WRITTEN TASK » From the listing below, pick out each line with the word "TeleVue".
____________
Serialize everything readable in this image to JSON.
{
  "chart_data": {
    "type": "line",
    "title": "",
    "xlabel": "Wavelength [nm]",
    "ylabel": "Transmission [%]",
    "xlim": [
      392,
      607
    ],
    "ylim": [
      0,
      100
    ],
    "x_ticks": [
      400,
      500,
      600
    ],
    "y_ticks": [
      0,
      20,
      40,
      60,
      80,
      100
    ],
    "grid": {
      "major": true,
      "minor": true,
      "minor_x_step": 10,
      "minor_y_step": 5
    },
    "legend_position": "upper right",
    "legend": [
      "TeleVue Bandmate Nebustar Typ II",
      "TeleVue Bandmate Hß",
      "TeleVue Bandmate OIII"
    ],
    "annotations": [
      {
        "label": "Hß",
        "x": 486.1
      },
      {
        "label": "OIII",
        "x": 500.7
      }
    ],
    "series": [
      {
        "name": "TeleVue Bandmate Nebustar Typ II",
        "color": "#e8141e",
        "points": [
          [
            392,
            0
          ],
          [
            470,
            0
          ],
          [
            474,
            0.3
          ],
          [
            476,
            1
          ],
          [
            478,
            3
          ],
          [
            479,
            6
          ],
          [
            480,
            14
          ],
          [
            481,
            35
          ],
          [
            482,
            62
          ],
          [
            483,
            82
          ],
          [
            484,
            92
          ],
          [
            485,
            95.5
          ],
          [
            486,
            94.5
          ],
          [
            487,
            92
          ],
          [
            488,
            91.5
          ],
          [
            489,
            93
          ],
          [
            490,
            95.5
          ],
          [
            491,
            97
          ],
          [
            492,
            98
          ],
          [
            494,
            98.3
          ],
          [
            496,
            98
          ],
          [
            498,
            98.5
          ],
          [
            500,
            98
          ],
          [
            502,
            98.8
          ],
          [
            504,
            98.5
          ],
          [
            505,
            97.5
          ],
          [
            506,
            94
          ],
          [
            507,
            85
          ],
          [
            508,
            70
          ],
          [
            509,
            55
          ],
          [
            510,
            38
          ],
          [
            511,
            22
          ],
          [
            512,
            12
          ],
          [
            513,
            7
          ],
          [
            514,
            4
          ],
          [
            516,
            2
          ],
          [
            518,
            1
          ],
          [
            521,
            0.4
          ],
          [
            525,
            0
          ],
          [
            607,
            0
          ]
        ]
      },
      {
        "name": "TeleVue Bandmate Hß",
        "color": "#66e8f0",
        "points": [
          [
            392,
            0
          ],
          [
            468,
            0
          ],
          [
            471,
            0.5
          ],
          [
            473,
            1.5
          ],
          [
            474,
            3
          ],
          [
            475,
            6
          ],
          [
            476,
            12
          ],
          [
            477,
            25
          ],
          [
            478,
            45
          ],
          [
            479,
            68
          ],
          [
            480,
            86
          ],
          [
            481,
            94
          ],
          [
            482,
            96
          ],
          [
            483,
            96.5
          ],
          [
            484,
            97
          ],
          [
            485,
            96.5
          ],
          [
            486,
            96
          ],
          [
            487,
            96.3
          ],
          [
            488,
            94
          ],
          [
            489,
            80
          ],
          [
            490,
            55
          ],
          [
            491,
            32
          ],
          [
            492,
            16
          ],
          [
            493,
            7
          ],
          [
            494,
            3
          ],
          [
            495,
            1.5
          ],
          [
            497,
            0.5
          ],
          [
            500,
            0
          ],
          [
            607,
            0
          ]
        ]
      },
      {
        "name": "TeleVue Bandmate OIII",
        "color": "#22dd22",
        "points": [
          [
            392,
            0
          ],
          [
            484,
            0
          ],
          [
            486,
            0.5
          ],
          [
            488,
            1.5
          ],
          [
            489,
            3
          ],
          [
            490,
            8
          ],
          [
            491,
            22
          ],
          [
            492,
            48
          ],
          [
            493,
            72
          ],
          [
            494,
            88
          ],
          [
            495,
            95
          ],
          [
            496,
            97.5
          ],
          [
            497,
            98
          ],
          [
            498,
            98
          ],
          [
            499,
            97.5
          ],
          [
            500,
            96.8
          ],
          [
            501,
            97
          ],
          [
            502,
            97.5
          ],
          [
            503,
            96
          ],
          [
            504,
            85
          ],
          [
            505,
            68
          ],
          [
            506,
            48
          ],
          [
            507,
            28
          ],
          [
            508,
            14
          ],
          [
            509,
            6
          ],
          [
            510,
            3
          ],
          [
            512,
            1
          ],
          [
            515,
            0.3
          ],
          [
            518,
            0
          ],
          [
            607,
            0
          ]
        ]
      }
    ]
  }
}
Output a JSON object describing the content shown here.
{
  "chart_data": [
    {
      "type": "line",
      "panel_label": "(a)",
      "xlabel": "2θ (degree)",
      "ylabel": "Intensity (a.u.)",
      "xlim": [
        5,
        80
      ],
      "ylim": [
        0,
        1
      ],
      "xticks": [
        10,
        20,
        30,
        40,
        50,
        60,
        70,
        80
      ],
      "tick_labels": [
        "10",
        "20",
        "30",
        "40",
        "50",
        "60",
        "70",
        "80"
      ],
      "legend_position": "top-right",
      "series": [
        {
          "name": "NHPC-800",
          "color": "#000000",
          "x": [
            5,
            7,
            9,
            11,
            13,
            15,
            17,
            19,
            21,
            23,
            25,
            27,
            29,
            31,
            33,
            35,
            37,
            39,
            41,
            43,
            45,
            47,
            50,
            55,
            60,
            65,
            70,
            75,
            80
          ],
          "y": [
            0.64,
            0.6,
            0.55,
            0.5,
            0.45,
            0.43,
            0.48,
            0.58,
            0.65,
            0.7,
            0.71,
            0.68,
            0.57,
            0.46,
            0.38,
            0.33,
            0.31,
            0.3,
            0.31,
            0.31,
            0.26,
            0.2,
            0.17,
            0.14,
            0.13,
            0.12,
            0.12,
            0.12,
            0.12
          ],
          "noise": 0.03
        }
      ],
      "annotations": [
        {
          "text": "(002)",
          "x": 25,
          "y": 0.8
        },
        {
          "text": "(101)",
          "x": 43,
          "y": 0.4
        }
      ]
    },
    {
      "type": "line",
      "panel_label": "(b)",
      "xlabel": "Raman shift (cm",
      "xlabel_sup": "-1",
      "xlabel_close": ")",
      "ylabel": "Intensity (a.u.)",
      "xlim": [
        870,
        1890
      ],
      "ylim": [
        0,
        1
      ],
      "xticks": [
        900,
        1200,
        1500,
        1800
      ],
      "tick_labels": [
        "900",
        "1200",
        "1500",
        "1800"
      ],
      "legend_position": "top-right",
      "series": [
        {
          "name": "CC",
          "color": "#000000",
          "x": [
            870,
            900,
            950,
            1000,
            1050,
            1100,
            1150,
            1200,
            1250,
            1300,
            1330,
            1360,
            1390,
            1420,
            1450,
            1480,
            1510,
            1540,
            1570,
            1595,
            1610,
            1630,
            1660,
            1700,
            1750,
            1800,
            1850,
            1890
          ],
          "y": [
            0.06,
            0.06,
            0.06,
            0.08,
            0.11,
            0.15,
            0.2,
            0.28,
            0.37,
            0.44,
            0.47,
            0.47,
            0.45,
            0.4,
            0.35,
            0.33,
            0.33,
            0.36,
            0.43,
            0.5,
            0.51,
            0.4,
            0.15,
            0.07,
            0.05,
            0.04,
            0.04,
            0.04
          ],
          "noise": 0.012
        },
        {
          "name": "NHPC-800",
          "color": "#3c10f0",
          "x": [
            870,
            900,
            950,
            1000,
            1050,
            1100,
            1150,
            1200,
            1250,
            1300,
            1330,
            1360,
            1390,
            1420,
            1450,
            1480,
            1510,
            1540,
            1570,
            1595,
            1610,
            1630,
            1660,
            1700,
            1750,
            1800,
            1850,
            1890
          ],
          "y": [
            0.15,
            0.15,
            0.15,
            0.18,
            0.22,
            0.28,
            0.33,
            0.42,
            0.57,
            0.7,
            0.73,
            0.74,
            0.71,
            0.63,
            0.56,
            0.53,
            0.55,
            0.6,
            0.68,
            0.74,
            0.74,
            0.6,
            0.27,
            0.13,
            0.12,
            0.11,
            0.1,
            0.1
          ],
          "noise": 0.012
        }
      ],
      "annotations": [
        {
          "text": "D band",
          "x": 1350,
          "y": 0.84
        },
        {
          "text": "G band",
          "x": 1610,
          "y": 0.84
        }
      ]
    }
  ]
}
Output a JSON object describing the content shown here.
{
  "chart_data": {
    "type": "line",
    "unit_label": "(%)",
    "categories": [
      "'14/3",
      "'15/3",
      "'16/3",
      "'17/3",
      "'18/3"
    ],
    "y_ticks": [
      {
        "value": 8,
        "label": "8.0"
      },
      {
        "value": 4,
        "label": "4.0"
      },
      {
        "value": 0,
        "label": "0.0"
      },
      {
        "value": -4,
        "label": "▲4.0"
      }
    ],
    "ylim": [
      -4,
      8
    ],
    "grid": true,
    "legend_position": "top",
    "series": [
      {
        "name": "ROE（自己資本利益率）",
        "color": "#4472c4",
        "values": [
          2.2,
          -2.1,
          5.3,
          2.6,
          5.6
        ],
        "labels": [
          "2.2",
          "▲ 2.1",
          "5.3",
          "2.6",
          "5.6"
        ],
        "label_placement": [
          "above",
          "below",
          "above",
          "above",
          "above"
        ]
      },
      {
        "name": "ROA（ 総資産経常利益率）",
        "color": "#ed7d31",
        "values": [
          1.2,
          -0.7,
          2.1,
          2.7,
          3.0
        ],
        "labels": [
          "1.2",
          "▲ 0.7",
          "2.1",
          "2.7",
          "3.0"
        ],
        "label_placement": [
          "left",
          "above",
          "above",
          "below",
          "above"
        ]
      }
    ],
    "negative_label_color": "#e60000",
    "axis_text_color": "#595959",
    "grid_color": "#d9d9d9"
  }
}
____________
SOLUTION »
      "TeleVue Bandmate Nebustar Typ II",
      "TeleVue Bandmate Hß",
      "TeleVue Bandmate OIII"
        "name": "TeleVue Bandmate Nebustar Typ II",
        "name": "TeleVue Bandmate Hß",
        "name": "TeleVue Bandmate OIII",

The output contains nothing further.